STORED ROWS

★ ★ ★

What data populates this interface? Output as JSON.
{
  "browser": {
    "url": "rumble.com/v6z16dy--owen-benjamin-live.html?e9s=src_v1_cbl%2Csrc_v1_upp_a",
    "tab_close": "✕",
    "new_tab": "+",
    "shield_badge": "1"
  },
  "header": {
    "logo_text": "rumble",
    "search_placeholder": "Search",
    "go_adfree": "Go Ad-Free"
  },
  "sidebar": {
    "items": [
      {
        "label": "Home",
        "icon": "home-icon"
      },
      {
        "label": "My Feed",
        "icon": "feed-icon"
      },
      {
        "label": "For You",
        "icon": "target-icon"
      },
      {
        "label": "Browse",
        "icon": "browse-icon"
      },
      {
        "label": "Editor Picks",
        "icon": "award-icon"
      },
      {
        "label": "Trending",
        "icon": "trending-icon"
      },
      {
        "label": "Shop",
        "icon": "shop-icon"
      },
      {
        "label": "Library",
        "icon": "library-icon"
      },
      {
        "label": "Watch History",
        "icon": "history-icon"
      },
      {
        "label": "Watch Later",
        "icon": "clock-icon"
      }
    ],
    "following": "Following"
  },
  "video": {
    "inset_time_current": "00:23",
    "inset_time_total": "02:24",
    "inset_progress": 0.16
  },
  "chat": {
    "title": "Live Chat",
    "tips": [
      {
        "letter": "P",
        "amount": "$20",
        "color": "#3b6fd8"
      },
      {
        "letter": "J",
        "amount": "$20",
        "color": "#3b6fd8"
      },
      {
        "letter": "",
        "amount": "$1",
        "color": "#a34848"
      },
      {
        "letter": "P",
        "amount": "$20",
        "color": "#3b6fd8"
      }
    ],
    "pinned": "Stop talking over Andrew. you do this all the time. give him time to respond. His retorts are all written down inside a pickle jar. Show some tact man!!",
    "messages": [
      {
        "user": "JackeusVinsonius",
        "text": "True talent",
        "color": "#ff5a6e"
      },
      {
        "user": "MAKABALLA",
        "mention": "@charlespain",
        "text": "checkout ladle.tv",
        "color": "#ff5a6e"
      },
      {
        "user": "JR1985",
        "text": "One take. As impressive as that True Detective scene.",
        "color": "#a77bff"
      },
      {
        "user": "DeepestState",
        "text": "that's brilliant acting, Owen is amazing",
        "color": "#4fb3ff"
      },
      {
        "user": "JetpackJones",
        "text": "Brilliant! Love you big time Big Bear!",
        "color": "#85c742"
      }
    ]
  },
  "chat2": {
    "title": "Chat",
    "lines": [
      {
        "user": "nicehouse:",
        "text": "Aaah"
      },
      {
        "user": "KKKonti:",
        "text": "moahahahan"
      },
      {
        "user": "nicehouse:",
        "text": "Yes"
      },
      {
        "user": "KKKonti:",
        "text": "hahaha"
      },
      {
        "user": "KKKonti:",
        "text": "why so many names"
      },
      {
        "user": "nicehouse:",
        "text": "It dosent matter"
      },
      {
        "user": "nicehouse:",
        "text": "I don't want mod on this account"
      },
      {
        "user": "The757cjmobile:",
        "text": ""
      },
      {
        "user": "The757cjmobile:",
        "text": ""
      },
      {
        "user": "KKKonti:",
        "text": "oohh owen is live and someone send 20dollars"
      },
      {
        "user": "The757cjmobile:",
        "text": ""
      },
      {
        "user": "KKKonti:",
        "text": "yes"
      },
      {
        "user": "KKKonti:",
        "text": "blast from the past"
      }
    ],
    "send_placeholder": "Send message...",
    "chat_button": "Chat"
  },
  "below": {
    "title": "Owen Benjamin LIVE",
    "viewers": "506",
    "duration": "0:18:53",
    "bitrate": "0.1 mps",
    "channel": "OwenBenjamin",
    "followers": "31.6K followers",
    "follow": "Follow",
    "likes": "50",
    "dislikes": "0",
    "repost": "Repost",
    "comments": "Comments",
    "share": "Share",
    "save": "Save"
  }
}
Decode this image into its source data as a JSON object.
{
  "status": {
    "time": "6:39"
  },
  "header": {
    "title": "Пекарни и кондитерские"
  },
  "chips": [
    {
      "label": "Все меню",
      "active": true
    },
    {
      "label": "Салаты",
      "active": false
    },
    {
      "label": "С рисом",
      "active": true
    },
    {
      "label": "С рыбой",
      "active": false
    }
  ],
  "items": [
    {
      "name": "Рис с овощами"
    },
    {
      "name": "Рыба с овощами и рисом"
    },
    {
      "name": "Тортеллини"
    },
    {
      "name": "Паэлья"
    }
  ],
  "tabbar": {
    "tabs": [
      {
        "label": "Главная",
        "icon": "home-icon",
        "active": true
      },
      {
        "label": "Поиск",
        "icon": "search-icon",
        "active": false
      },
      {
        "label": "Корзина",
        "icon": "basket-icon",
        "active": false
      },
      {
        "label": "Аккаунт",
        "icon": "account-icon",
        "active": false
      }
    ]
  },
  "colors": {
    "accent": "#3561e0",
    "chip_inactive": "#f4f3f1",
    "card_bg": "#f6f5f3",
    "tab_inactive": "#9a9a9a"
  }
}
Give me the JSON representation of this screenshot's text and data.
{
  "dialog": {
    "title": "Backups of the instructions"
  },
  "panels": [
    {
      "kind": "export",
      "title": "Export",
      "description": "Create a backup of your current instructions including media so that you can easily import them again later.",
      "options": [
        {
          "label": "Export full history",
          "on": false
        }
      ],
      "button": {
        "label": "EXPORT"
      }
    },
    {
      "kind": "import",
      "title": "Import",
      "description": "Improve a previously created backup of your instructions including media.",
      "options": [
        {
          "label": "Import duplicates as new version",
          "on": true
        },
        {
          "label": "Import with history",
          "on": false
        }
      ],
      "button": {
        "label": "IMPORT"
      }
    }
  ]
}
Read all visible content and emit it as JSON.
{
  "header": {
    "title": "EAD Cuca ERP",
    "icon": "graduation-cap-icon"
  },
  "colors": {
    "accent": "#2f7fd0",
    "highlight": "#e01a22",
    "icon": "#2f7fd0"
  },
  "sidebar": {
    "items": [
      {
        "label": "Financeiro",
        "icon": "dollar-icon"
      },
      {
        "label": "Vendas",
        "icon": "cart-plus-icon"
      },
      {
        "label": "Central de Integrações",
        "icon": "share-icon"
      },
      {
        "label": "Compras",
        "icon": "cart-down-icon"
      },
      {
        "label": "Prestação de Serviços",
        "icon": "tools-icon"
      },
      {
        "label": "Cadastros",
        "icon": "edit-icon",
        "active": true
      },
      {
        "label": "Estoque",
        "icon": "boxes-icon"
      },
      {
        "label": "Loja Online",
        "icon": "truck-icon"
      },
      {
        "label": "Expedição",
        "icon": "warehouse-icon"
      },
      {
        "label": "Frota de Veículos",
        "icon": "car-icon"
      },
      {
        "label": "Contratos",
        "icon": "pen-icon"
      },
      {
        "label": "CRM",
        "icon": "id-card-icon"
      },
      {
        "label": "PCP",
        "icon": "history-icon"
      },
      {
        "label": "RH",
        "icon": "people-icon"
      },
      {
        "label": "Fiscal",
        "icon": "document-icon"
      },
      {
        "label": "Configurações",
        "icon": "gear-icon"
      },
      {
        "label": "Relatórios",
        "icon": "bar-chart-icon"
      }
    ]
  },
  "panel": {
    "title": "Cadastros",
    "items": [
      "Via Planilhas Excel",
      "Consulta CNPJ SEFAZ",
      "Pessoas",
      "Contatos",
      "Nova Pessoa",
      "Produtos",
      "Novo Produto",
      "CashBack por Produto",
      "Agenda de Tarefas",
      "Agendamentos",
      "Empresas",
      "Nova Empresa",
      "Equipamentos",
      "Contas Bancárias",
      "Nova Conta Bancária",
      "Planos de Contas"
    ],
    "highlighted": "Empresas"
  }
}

★ ★ ★

WHAT TO DO
Above are the records; copy all of them exactly.

ANSWER BELOW
What data populates this interface? Output as JSON.
{
  "browser": {
    "url": "rumble.com/v6z16dy--owen-benjamin-live.html?e9s=src_v1_cbl%2Csrc_v1_upp_a",
    "tab_close": "✕",
    "new_tab": "+",
    "shield_badge": "1"
  },
  "header": {
    "logo_text": "rumble",
    "search_placeholder": "Search",
    "go_adfree": "Go Ad-Free"
  },
  "sidebar": {
    "items": [
      {
        "label": "Home",
        "icon": "home-icon"
      },
      {
        "label": "My Feed",
        "icon": "feed-icon"
      },
      {
        "label": "For You",
        "icon": "target-icon"
      },
      {
        "label": "Browse",
        "icon": "browse-icon"
      },
      {
        "label": "Editor Picks",
        "icon": "award-icon"
      },
      {
        "label": "Trending",
        "icon": "trending-icon"
      },
      {
        "label": "Shop",
        "icon": "shop-icon"
      },
      {
        "label": "Library",
        "icon": "library-icon"
      },
      {
        "label": "Watch History",
        "icon": "history-icon"
      },
      {
        "label": "Watch Later",
        "icon": "clock-icon"
      }
    ],
    "following": "Following"
  },
  "video": {
    "inset_time_current": "00:23",
    "inset_time_total": "02:24",
    "inset_progress": 0.16
  },
  "chat": {
    "title": "Live Chat",
    "tips": [
      {
        "letter": "P",
        "amount": "$20",
        "color": "#3b6fd8"
      },
      {
        "letter": "J",
        "amount": "$20",
        "color": "#3b6fd8"
      },
      {
        "letter": "",
        "amount": "$1",
        "color": "#a34848"
      },
      {
        "letter": "P",
        "amount": "$20",
        "color": "#3b6fd8"
      }
    ],
    "pinned": "Stop talking over Andrew. you do this all the time. give him time to respond. His retorts are all written down inside a pickle jar. Show some tact man!!",
    "messages": [
      {
        "user": "JackeusVinsonius",
        "text": "True talent",
        "color": "#ff5a6e"
      },
      {
        "user": "MAKABALLA",
        "mention": "@charlespain",
        "text": "checkout ladle.tv",
        "color": "#ff5a6e"
      },
      {
        "user": "JR1985",
        "text": "One take. As impressive as that True Detective scene.",
        "color": "#a77bff"
      },
      {
        "user": "DeepestState",
        "text": "that's brilliant acting, Owen is amazing",
        "color": "#4fb3ff"
      },
      {
        "user": "JetpackJones",
        "text": "Brilliant! Love you big time Big Bear!",
        "color": "#85c742"
      }
    ]
  },
  "chat2": {
    "title": "Chat",
    "lines": [
      {
        "user": "nicehouse:",
        "text": "Aaah"
      },
      {
        "user": "KKKonti:",
        "text": "moahahahan"
      },
      {
        "user": "nicehouse:",
        "text": "Yes"
      },
      {
        "user": "KKKonti:",
        "text": "hahaha"
      },
      {
        "user": "KKKonti:",
        "text": "why so many names"
      },
      {
        "user": "nicehouse:",
        "text": "It dosent matter"
      },
      {
        "user": "nicehouse:",
        "text": "I don't want mod on this account"
      },
      {
        "user": "The757cjmobile:",
        "text": ""
      },
      {
        "user": "The757cjmobile:",
        "text": ""
      },
      {
        "user": "KKKonti:",
        "text": "oohh owen is live and someone send 20dollars"
      },
      {
        "user": "The757cjmobile:",
        "text": ""
      },
      {
        "user": "KKKonti:",
        "text": "yes"
      },
      {
        "user": "KKKonti:",
        "text": "blast from the past"
      }
    ],
    "send_placeholder": "Send message...",
    "chat_button": "Chat"
  },
  "below": {
    "title": "Owen Benjamin LIVE",
    "viewers": "506",
    "duration": "0:18:53",
    "bitrate": "0.1 mps",
    "channel": "OwenBenjamin",
    "followers": "31.6K followers",
    "follow": "Follow",
    "likes": "50",
    "dislikes": "0",
    "repost": "Repost",
    "comments": "Comments",
    "share": "Share",
    "save": "Save"
  }
}
Decode this image into its source data as a JSON object.
{
  "status": {
    "time": "6:39"
  },
  "header": {
    "title": "Пекарни и кондитерские"
  },
  "chips": [
    {
      "label": "Все меню",
      "active": true
    },
    {
      "label": "Салаты",
      "active": false
    },
    {
      "label": "С рисом",
      "active": true
    },
    {
      "label": "С рыбой",
      "active": false
    }
  ],
  "items": [
    {
      "name": "Рис с овощами"
    },
    {
      "name": "Рыба с овощами и рисом"
    },
    {
      "name": "Тортеллини"
    },
    {
      "name": "Паэлья"
    }
  ],
  "tabbar": {
    "tabs": [
      {
        "label": "Главная",
        "icon": "home-icon",
        "active": true
      },
      {
        "label": "Поиск",
        "icon": "search-icon",
        "active": false
      },
      {
        "label": "Корзина",
        "icon": "basket-icon",
        "active": false
      },
      {
        "label": "Аккаунт",
        "icon": "account-icon",
        "active": false
      }
    ]
  },
  "colors": {
    "accent": "#3561e0",
    "chip_inactive": "#f4f3f1",
    "card_bg": "#f6f5f3",
    "tab_inactive": "#9a9a9a"
  }
}
Give me the JSON representation of this screenshot's text and data.
{
  "dialog": {
    "title": "Backups of the instructions"
  },
  "panels": [
    {
      "kind": "export",
      "title": "Export",
      "description": "Create a backup of your current instructions including media so that you can easily import them again later.",
      "options": [
        {
          "label": "Export full history",
          "on": false
        }
      ],
      "button": {
        "label": "EXPORT"
      }
    },
    {
      "kind": "import",
      "title": "Import",
      "description": "Improve a previously created backup of your instructions including media.",
      "options": [
        {
          "label": "Import duplicates as new version",
          "on": true
        },
        {
          "label": "Import with history",
          "on": false
        }
      ],
      "button": {
        "label": "IMPORT"
      }
    }
  ]
}
Read all visible content and emit it as JSON.
{
  "header": {
    "title": "EAD Cuca ERP",
    "icon": "graduation-cap-icon"
  },
  "colors": {
    "accent": "#2f7fd0",
    "highlight": "#e01a22",
    "icon": "#2f7fd0"
  },
  "sidebar": {
    "items": [
      {
        "label": "Financeiro",
        "icon": "dollar-icon"
      },
      {
        "label": "Vendas",
        "icon": "cart-plus-icon"
      },
      {
        "label": "Central de Integrações",
        "icon": "share-icon"
      },
      {
        "label": "Compras",
        "icon": "cart-down-icon"
      },
      {
        "label": "Prestação de Serviços",
        "icon": "tools-icon"
      },
      {
        "label": "Cadastros",
        "icon": "edit-icon",
        "active": true
      },
      {
        "label": "Estoque",
        "icon": "boxes-icon"
      },
      {
        "label": "Loja Online",
        "icon": "truck-icon"
      },
      {
        "label": "Expedição",
        "icon": "warehouse-icon"
      },
      {
        "label": "Frota de Veículos",
        "icon": "car-icon"
      },
      {
        "label": "Contratos",
        "icon": "pen-icon"
      },
      {
        "label": "CRM",
        "icon": "id-card-icon"
      },
      {
        "label": "PCP",
        "icon": "history-icon"
      },
      {
        "label": "RH",
        "icon": "people-icon"
      },
      {
        "label": "Fiscal",
        "icon": "document-icon"
      },
      {
        "label": "Configurações",
        "icon": "gear-icon"
      },
      {
        "label": "Relatórios",
        "icon": "bar-chart-icon"
      }
    ]
  },
  "panel": {
    "title": "Cadastros",
    "items": [
      "Via Planilhas Excel",
      "Consulta CNPJ SEFAZ",
      "Pessoas",
      "Contatos",
      "Nova Pessoa",
      "Produtos",
      "Novo Produto",
      "CashBack por Produto",
      "Agenda de Tarefas",
      "Agendamentos",
      "Empresas",
      "Nova Empresa",
      "Equipamentos",
      "Contas Bancárias",
      "Nova Conta Bancária",
      "Planos de Contas"
    ],
    "highlighted": "Empresas"
  }
}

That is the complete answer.